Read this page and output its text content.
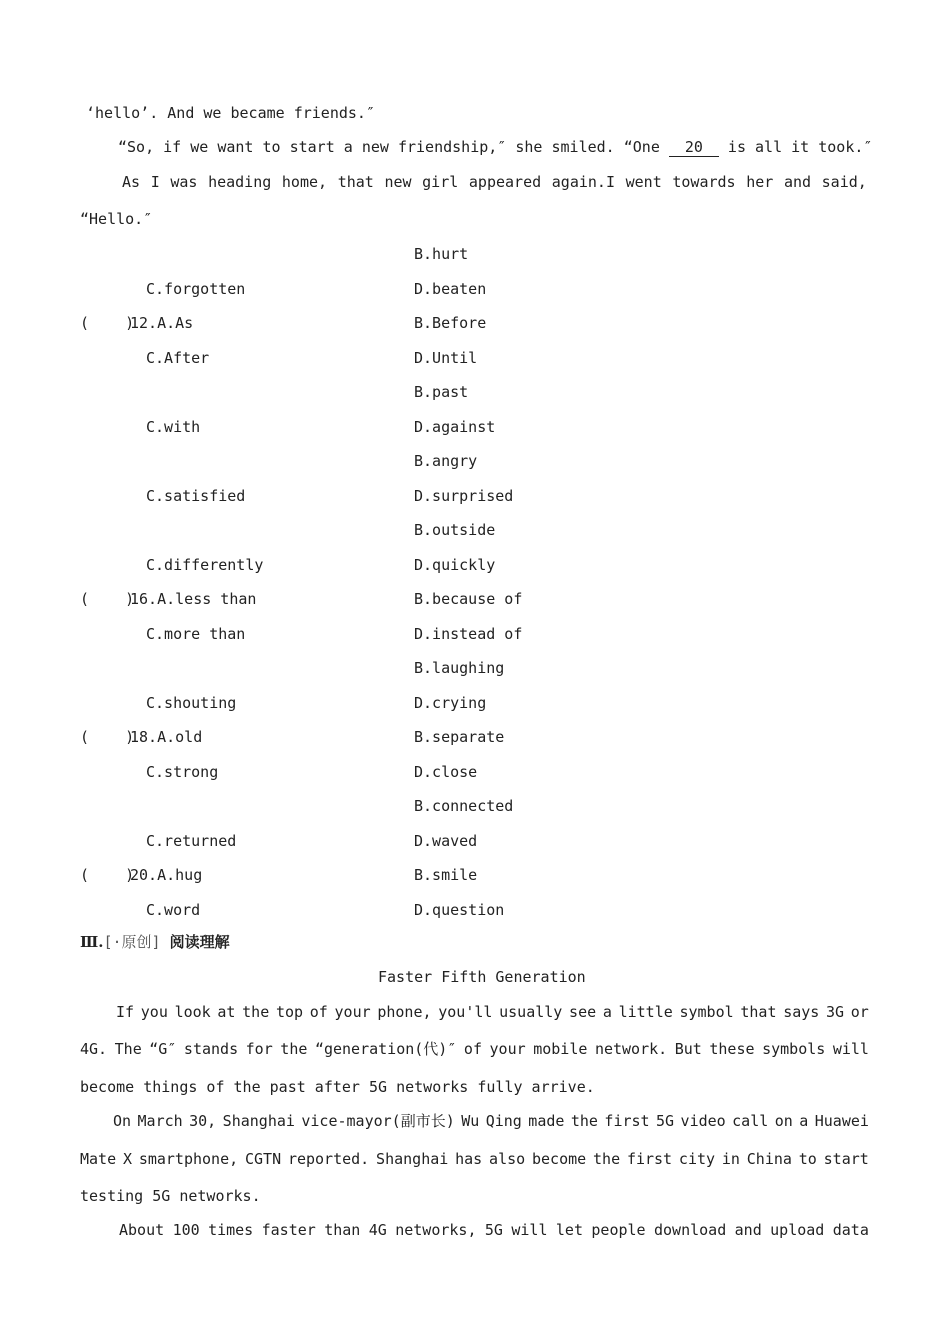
‘hello’. And we became friends.″
“So, if we want to start a new friendship,″ she smiled. “One 20 is all it took.″
As I was heading home, that new girl appeared again.I went towards her and said,
“Hello.″
B.hurt
C.forgotten	D.beaten
(    )
12.A.As	B.Before
C.After	D.Until
B.past
C.with	D.against
B.angry
C.satisfied	D.surprised
B.outside
C.differently	D.quickly
(    )
16.A.less than	B.because of
C.more than	D.instead of
B.laughing
C.shouting	D.crying
(    )
18.A.old	B.separate
C.strong	D.close
B.connected
C.returned	D.waved
(    )
20.A.hug	B.smile
C.word	D.question
Ⅲ.[·原创] 阅读理解
Faster Fifth Generation
If you look at the top of your phone, you'll usually see a little symbol that says 3G or
4G. The “G″ stands for the “generation(代)″ of your mobile network. But these symbols will
become things of the past after 5G networks fully arrive.
On March 30, Shanghai vice-mayor(副市长) Wu Qing made the first 5G video call on a Huawei
Mate X smartphone, CGTN reported. Shanghai has also become the first city in China to start
testing 5G networks.
About 100 times faster than 4G networks, 5G will let people download and upload data
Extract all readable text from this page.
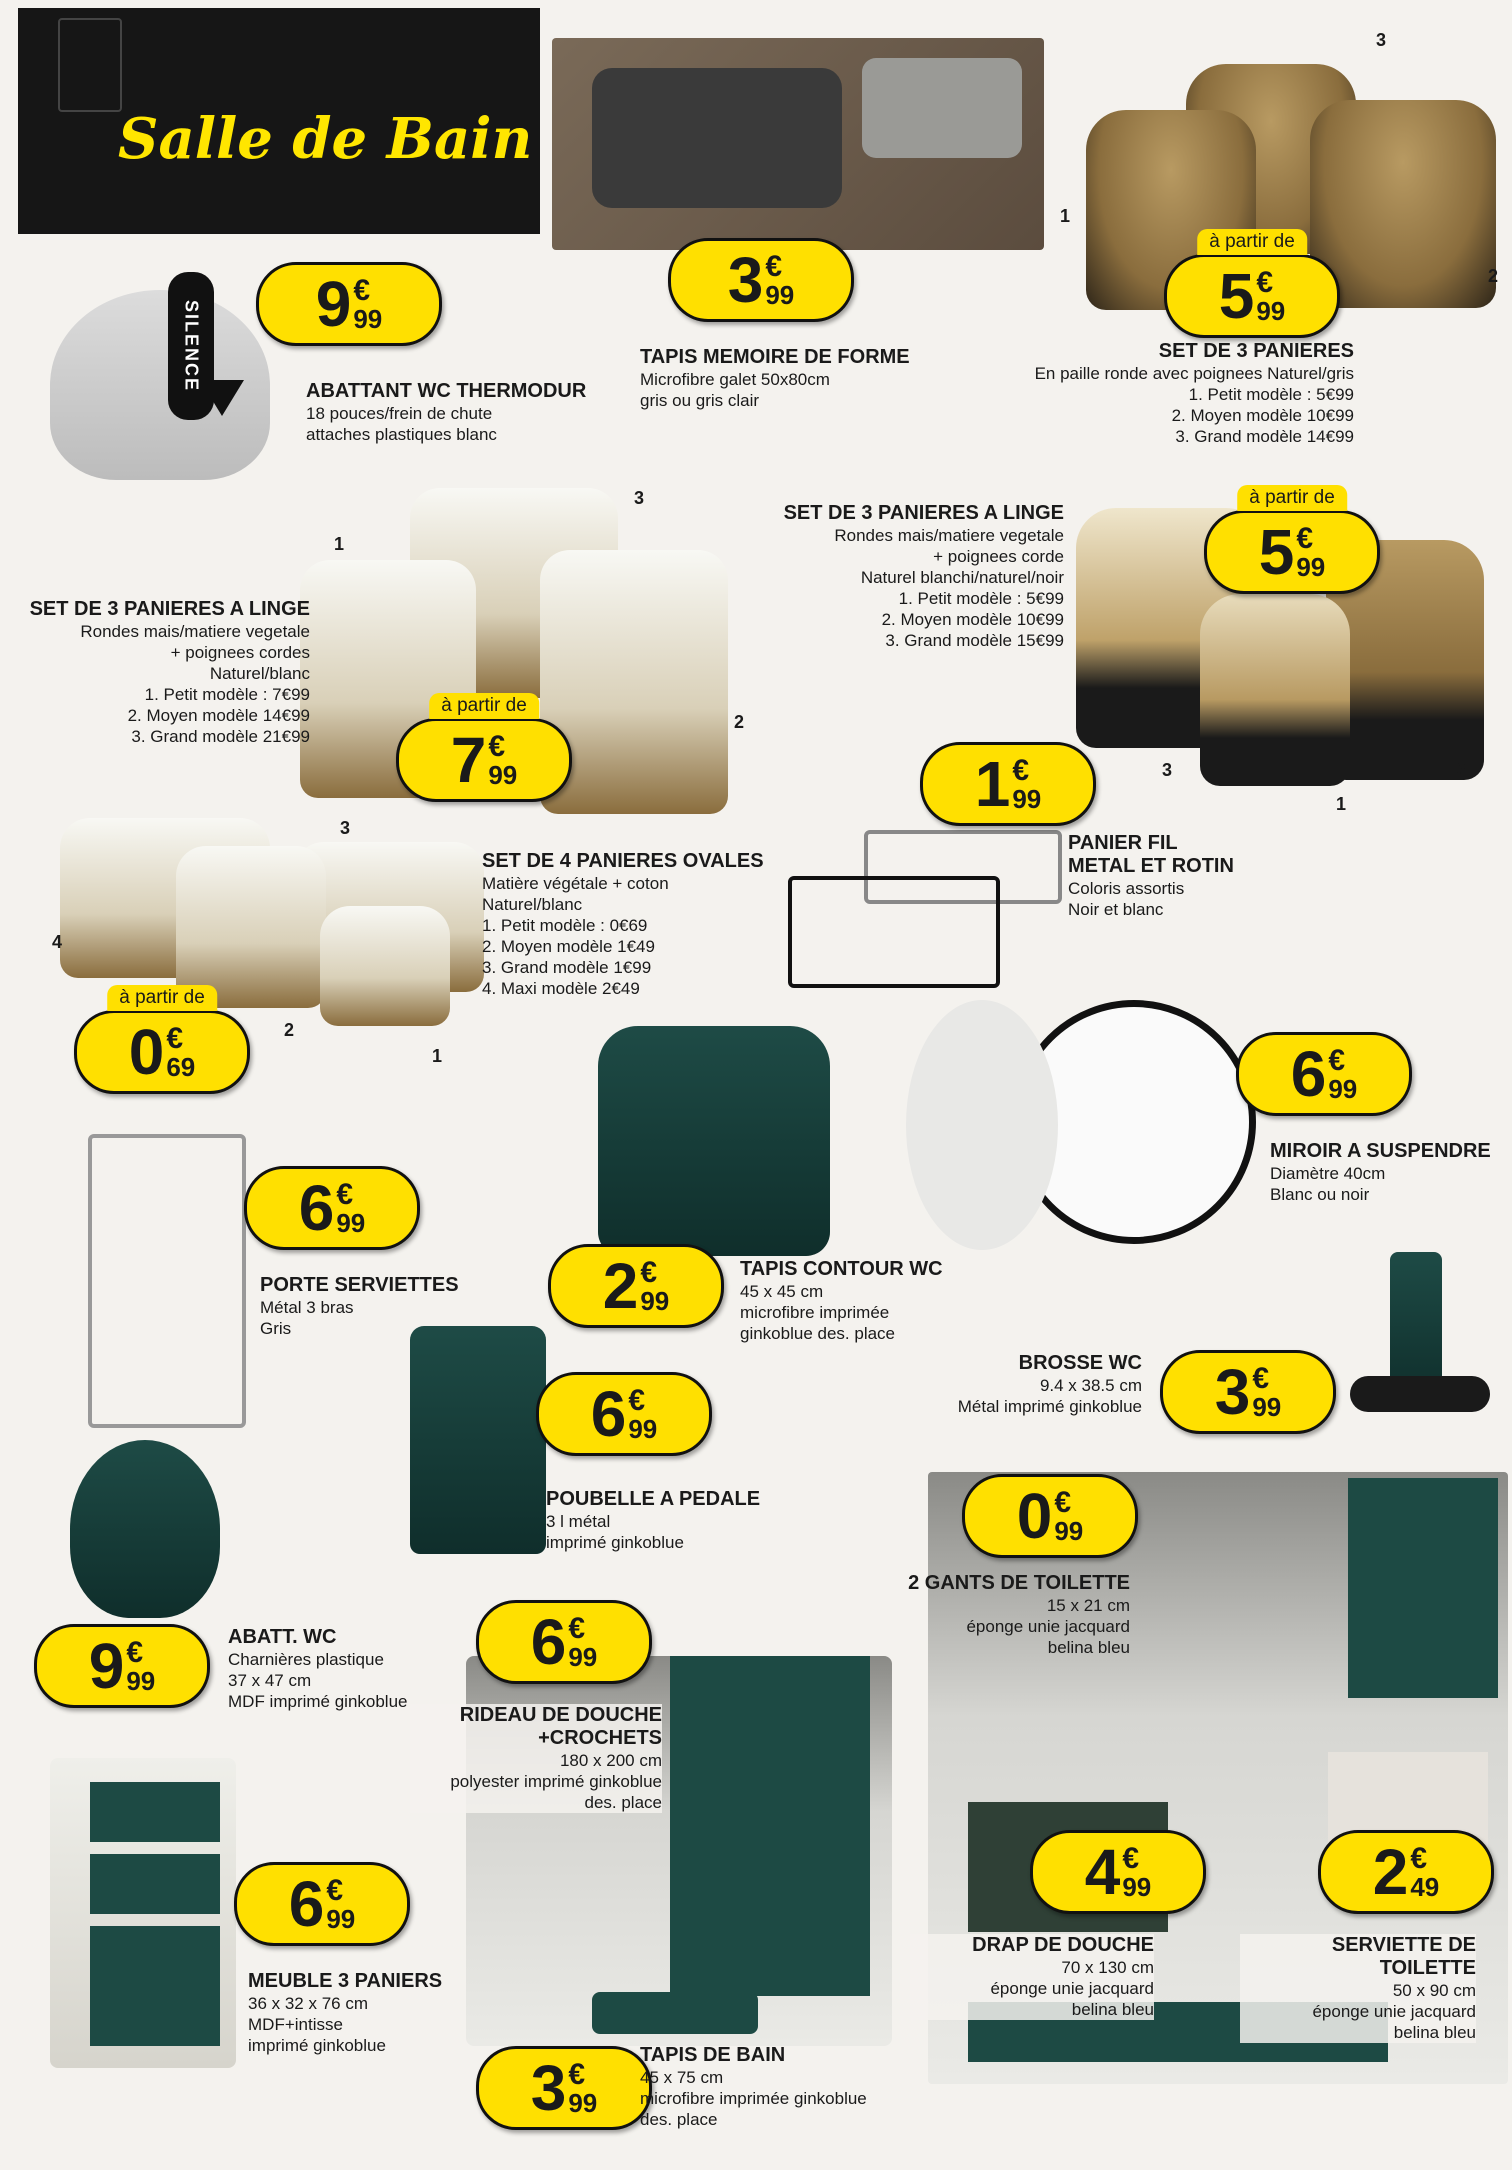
Salle de Bain
SILENCE 9 €
99
ABATTANT WC THERMODUR
18 pouces/frein de chute
attaches plastiques blanc
3 €
99
TAPIS MEMOIRE DE FORME
Microfibre galet 50x80cm
gris ou gris clair
3
1
2
à partir de
5 €
99
SET DE 3 PANIERES
En paille ronde avec poignees Naturel/gris
1. Petit modèle : 5€99
2. Moyen modèle 10€99
3. Grand modèle 14€99
3
1
2
à partir de
7 €
99
SET DE 3 PANIERES A LINGE
Rondes mais/matiere vegetale
+ poignees cordes
Naturel/blanc
1. Petit modèle : 7€99
2. Moyen modèle 14€99
3. Grand modèle 21€99
3
1
2
à partir de
5 €
99
SET DE 3 PANIERES A LINGE
Rondes mais/matiere vegetale
+ poignees corde
Naturel blanchi/naturel/noir
1. Petit modèle : 5€99
2. Moyen modèle 10€99
3. Grand modèle 15€99
3
4
2
1
à partir de
0 €
69
SET DE 4 PANIERES OVALES
Matière végétale + coton
Naturel/blanc
1. Petit modèle : 0€69
2. Moyen modèle 1€49
3. Grand modèle 1€99
4. Maxi modèle 2€49
1 €
99
PANIER FIL
METAL ET ROTIN
Coloris assortis
Noir et blanc
6 €
99
MIROIR A SUSPENDRE
Diamètre 40cm
Blanc ou noir
6 €
99
PORTE SERVIETTES
Métal 3 bras
Gris
2 €
99
TAPIS CONTOUR WC
45 x 45 cm
microfibre imprimée
ginkoblue des. place
3 €
99
BROSSE WC
9.4 x 38.5 cm
Métal imprimé ginkoblue
6 €
99
POUBELLE A PEDALE
3 l métal
imprimé ginkoblue
9 €
99
ABATT. WC
Charnières plastique
37 x 47 cm
MDF imprimé ginkoblue
0 €
99
2 GANTS DE TOILETTE
15 x 21 cm
éponge unie jacquard
belina bleu
6 €
99
RIDEAU DE DOUCHE
+CROCHETS
180 x 200 cm
polyester imprimé ginkoblue
des. place
6 €
99
MEUBLE 3 PANIERS
36 x 32 x 76 cm
MDF+intisse
imprimé ginkoblue
4 €
99
DRAP DE DOUCHE
70 x 130 cm
éponge unie jacquard
belina bleu
2 €
49
SERVIETTE DE TOILETTE
50 x 90 cm
éponge unie jacquard
belina bleu
3 €
99
TAPIS DE BAIN
45 x 75 cm
microfibre imprimée ginkoblue
des. place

+ + + + +

Problem: Filter lines by "imprimée" and return each hit.

Reply:
microfibre imprimée
microfibre imprimée ginkoblue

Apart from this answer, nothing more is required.